• EXERCISE
From the entries that follow, list every line in which the string "right" appears.

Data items

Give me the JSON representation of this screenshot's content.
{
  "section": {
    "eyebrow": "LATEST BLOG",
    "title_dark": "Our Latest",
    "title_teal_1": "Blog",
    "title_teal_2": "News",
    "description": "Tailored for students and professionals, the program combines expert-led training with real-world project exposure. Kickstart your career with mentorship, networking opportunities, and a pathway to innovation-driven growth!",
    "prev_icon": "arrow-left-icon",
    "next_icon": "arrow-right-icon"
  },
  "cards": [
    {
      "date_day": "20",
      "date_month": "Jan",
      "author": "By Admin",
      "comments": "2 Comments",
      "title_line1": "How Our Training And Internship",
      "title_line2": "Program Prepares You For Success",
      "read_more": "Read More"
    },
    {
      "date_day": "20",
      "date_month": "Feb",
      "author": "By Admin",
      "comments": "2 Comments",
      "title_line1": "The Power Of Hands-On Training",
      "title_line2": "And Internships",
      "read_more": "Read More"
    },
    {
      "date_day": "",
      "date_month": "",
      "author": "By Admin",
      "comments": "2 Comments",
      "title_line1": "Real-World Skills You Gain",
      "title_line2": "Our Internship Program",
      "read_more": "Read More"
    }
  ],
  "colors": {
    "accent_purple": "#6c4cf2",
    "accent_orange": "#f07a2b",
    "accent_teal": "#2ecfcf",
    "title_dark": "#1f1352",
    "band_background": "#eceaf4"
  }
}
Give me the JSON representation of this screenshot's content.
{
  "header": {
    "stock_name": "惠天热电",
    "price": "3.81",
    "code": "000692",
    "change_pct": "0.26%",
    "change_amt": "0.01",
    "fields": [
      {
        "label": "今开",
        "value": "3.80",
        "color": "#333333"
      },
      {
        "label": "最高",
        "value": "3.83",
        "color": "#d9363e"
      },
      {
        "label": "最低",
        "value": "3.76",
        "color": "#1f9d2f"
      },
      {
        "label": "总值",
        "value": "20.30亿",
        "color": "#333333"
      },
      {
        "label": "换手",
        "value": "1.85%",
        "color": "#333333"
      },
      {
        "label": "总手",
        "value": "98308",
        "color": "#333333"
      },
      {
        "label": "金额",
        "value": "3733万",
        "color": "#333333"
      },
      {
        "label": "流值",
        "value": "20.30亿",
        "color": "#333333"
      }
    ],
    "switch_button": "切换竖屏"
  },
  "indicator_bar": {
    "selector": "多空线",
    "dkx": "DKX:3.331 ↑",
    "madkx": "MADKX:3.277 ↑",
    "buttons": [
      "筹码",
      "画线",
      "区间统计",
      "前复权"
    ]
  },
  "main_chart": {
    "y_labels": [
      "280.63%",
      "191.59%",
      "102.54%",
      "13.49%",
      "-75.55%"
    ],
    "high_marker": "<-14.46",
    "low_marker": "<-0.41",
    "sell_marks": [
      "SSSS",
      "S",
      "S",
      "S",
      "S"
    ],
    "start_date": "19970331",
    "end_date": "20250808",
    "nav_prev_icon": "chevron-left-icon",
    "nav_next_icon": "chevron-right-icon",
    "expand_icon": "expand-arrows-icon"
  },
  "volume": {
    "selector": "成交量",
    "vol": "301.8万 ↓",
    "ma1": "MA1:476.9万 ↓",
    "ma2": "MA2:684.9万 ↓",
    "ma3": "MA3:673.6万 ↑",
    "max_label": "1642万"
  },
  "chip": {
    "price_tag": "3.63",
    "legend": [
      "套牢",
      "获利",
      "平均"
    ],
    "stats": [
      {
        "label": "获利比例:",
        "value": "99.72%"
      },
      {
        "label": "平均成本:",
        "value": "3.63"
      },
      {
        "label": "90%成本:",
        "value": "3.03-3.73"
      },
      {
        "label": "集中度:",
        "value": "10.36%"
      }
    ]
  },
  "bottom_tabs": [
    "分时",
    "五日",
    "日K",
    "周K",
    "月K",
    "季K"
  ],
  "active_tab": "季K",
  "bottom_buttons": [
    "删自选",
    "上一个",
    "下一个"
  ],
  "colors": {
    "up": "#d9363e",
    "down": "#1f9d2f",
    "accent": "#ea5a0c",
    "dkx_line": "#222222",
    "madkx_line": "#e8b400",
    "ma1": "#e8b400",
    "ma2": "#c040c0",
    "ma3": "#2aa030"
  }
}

• THE OUTPUT
    "next_icon": "arrow-right-icon"
    "nav_next_icon": "chevron-right-icon",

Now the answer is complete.